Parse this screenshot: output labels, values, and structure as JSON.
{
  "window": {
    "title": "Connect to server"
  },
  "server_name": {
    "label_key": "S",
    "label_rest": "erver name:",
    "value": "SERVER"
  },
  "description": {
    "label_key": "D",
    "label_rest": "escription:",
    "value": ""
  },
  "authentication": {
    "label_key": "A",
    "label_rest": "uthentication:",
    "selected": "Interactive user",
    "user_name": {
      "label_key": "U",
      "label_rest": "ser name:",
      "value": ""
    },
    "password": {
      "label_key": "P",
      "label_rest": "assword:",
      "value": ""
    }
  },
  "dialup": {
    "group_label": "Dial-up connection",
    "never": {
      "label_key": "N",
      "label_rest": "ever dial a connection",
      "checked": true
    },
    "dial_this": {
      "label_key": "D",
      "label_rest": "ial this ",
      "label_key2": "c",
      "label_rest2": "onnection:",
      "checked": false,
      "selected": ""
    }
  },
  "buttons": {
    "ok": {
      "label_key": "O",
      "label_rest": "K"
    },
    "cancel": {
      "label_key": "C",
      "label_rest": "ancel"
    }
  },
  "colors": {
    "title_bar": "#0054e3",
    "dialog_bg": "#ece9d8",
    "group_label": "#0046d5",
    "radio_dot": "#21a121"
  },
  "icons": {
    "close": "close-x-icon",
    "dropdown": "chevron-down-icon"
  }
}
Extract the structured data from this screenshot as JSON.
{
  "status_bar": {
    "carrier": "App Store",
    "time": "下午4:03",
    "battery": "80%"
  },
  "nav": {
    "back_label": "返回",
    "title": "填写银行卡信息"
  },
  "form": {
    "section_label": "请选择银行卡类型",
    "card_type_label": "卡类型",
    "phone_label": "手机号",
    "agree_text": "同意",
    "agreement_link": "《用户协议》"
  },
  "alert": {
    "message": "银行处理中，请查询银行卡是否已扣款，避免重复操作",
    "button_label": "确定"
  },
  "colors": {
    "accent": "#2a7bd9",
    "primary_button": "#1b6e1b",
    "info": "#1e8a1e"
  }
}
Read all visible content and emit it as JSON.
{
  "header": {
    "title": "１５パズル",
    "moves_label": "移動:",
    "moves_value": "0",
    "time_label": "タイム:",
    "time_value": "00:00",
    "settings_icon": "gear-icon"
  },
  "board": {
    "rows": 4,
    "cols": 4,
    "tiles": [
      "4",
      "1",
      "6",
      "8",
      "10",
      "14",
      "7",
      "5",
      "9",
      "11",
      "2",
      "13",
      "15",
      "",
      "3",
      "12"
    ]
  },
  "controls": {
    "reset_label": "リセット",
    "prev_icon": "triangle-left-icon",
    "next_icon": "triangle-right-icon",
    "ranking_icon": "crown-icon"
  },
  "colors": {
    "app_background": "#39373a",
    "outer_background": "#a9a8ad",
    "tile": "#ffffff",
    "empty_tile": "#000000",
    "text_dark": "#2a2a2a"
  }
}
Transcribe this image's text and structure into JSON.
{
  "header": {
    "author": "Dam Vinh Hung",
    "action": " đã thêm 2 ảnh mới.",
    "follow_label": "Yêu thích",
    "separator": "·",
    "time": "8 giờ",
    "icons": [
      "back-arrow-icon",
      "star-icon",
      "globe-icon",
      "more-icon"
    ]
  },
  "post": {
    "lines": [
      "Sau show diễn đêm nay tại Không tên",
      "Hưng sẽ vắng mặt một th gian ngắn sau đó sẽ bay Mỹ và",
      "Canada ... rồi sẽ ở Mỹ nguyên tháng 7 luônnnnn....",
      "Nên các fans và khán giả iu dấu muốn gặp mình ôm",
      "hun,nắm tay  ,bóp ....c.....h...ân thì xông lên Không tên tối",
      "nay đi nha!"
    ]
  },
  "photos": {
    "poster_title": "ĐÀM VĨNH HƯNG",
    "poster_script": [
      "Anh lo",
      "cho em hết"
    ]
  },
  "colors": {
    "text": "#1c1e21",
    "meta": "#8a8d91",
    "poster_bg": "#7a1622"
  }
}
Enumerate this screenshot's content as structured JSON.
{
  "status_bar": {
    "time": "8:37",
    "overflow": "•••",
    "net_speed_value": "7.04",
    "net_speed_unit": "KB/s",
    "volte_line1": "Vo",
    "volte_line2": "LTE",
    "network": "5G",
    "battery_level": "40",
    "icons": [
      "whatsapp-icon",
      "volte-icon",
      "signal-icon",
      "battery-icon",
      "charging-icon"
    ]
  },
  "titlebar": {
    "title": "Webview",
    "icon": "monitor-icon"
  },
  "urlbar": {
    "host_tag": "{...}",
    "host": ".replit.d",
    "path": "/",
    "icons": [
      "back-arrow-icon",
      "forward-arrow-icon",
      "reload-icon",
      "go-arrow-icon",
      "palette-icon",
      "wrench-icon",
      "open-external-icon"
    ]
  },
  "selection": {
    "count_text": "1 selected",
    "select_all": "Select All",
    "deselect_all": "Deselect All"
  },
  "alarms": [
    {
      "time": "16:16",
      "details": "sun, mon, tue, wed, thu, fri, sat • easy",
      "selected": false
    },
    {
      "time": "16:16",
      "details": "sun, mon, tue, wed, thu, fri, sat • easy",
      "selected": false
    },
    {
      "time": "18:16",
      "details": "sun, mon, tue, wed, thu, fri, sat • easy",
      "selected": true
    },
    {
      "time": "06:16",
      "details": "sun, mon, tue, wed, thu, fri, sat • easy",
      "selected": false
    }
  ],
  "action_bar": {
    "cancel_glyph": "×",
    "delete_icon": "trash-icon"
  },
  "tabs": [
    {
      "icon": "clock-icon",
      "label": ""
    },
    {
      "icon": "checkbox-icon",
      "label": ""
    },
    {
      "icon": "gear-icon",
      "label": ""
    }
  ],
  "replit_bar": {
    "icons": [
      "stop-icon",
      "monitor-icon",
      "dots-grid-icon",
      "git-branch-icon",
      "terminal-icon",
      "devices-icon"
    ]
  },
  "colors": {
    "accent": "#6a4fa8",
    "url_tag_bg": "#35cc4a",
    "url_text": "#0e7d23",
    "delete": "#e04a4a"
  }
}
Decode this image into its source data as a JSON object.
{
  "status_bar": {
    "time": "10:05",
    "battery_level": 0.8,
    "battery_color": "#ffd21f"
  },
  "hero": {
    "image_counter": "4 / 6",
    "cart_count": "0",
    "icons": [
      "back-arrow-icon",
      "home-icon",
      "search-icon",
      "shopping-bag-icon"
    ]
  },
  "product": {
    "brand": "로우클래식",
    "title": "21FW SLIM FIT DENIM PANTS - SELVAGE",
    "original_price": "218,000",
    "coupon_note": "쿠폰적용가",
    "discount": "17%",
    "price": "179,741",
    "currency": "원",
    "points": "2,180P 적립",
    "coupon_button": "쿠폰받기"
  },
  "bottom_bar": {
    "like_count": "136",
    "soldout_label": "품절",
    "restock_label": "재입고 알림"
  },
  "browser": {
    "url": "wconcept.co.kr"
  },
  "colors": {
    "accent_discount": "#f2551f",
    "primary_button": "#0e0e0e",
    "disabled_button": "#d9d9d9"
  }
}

*****

Task instructions: Repeat the entries shown above, every one, word for word.

Correct output:
Parse this screenshot: output labels, values, and structure as JSON.
{
  "window": {
    "title": "Connect to server"
  },
  "server_name": {
    "label_key": "S",
    "label_rest": "erver name:",
    "value": "SERVER"
  },
  "description": {
    "label_key": "D",
    "label_rest": "escription:",
    "value": ""
  },
  "authentication": {
    "label_key": "A",
    "label_rest": "uthentication:",
    "selected": "Interactive user",
    "user_name": {
      "label_key": "U",
      "label_rest": "ser name:",
      "value": ""
    },
    "password": {
      "label_key": "P",
      "label_rest": "assword:",
      "value": ""
    }
  },
  "dialup": {
    "group_label": "Dial-up connection",
    "never": {
      "label_key": "N",
      "label_rest": "ever dial a connection",
      "checked": true
    },
    "dial_this": {
      "label_key": "D",
      "label_rest": "ial this ",
      "label_key2": "c",
      "label_rest2": "onnection:",
      "checked": false,
      "selected": ""
    }
  },
  "buttons": {
    "ok": {
      "label_key": "O",
      "label_rest": "K"
    },
    "cancel": {
      "label_key": "C",
      "label_rest": "ancel"
    }
  },
  "colors": {
    "title_bar": "#0054e3",
    "dialog_bg": "#ece9d8",
    "group_label": "#0046d5",
    "radio_dot": "#21a121"
  },
  "icons": {
    "close": "close-x-icon",
    "dropdown": "chevron-down-icon"
  }
}
Extract the structured data from this screenshot as JSON.
{
  "status_bar": {
    "carrier": "App Store",
    "time": "下午4:03",
    "battery": "80%"
  },
  "nav": {
    "back_label": "返回",
    "title": "填写银行卡信息"
  },
  "form": {
    "section_label": "请选择银行卡类型",
    "card_type_label": "卡类型",
    "phone_label": "手机号",
    "agree_text": "同意",
    "agreement_link": "《用户协议》"
  },
  "alert": {
    "message": "银行处理中，请查询银行卡是否已扣款，避免重复操作",
    "button_label": "确定"
  },
  "colors": {
    "accent": "#2a7bd9",
    "primary_button": "#1b6e1b",
    "info": "#1e8a1e"
  }
}
Read all visible content and emit it as JSON.
{
  "header": {
    "title": "１５パズル",
    "moves_label": "移動:",
    "moves_value": "0",
    "time_label": "タイム:",
    "time_value": "00:00",
    "settings_icon": "gear-icon"
  },
  "board": {
    "rows": 4,
    "cols": 4,
    "tiles": [
      "4",
      "1",
      "6",
      "8",
      "10",
      "14",
      "7",
      "5",
      "9",
      "11",
      "2",
      "13",
      "15",
      "",
      "3",
      "12"
    ]
  },
  "controls": {
    "reset_label": "リセット",
    "prev_icon": "triangle-left-icon",
    "next_icon": "triangle-right-icon",
    "ranking_icon": "crown-icon"
  },
  "colors": {
    "app_background": "#39373a",
    "outer_background": "#a9a8ad",
    "tile": "#ffffff",
    "empty_tile": "#000000",
    "text_dark": "#2a2a2a"
  }
}
Transcribe this image's text and structure into JSON.
{
  "header": {
    "author": "Dam Vinh Hung",
    "action": " đã thêm 2 ảnh mới.",
    "follow_label": "Yêu thích",
    "separator": "·",
    "time": "8 giờ",
    "icons": [
      "back-arrow-icon",
      "star-icon",
      "globe-icon",
      "more-icon"
    ]
  },
  "post": {
    "lines": [
      "Sau show diễn đêm nay tại Không tên",
      "Hưng sẽ vắng mặt một th gian ngắn sau đó sẽ bay Mỹ và",
      "Canada ... rồi sẽ ở Mỹ nguyên tháng 7 luônnnnn....",
      "Nên các fans và khán giả iu dấu muốn gặp mình ôm",
      "hun,nắm tay  ,bóp ....c.....h...ân thì xông lên Không tên tối",
      "nay đi nha!"
    ]
  },
  "photos": {
    "poster_title": "ĐÀM VĨNH HƯNG",
    "poster_script": [
      "Anh lo",
      "cho em hết"
    ]
  },
  "colors": {
    "text": "#1c1e21",
    "meta": "#8a8d91",
    "poster_bg": "#7a1622"
  }
}
Enumerate this screenshot's content as structured JSON.
{
  "status_bar": {
    "time": "8:37",
    "overflow": "•••",
    "net_speed_value": "7.04",
    "net_speed_unit": "KB/s",
    "volte_line1": "Vo",
    "volte_line2": "LTE",
    "network": "5G",
    "battery_level": "40",
    "icons": [
      "whatsapp-icon",
      "volte-icon",
      "signal-icon",
      "battery-icon",
      "charging-icon"
    ]
  },
  "titlebar": {
    "title": "Webview",
    "icon": "monitor-icon"
  },
  "urlbar": {
    "host_tag": "{...}",
    "host": ".replit.d",
    "path": "/",
    "icons": [
      "back-arrow-icon",
      "forward-arrow-icon",
      "reload-icon",
      "go-arrow-icon",
      "palette-icon",
      "wrench-icon",
      "open-external-icon"
    ]
  },
  "selection": {
    "count_text": "1 selected",
    "select_all": "Select All",
    "deselect_all": "Deselect All"
  },
  "alarms": [
    {
      "time": "16:16",
      "details": "sun, mon, tue, wed, thu, fri, sat • easy",
      "selected": false
    },
    {
      "time": "16:16",
      "details": "sun, mon, tue, wed, thu, fri, sat • easy",
      "selected": false
    },
    {
      "time": "18:16",
      "details": "sun, mon, tue, wed, thu, fri, sat • easy",
      "selected": true
    },
    {
      "time": "06:16",
      "details": "sun, mon, tue, wed, thu, fri, sat • easy",
      "selected": false
    }
  ],
  "action_bar": {
    "cancel_glyph": "×",
    "delete_icon": "trash-icon"
  },
  "tabs": [
    {
      "icon": "clock-icon",
      "label": ""
    },
    {
      "icon": "checkbox-icon",
      "label": ""
    },
    {
      "icon": "gear-icon",
      "label": ""
    }
  ],
  "replit_bar": {
    "icons": [
      "stop-icon",
      "monitor-icon",
      "dots-grid-icon",
      "git-branch-icon",
      "terminal-icon",
      "devices-icon"
    ]
  },
  "colors": {
    "accent": "#6a4fa8",
    "url_tag_bg": "#35cc4a",
    "url_text": "#0e7d23",
    "delete": "#e04a4a"
  }
}
Decode this image into its source data as a JSON object.
{
  "status_bar": {
    "time": "10:05",
    "battery_level": 0.8,
    "battery_color": "#ffd21f"
  },
  "hero": {
    "image_counter": "4 / 6",
    "cart_count": "0",
    "icons": [
      "back-arrow-icon",
      "home-icon",
      "search-icon",
      "shopping-bag-icon"
    ]
  },
  "product": {
    "brand": "로우클래식",
    "title": "21FW SLIM FIT DENIM PANTS - SELVAGE",
    "original_price": "218,000",
    "coupon_note": "쿠폰적용가",
    "discount": "17%",
    "price": "179,741",
    "currency": "원",
    "points": "2,180P 적립",
    "coupon_button": "쿠폰받기"
  },
  "bottom_bar": {
    "like_count": "136",
    "soldout_label": "품절",
    "restock_label": "재입고 알림"
  },
  "browser": {
    "url": "wconcept.co.kr"
  },
  "colors": {
    "accent_discount": "#f2551f",
    "primary_button": "#0e0e0e",
    "disabled_button": "#d9d9d9"
  }
}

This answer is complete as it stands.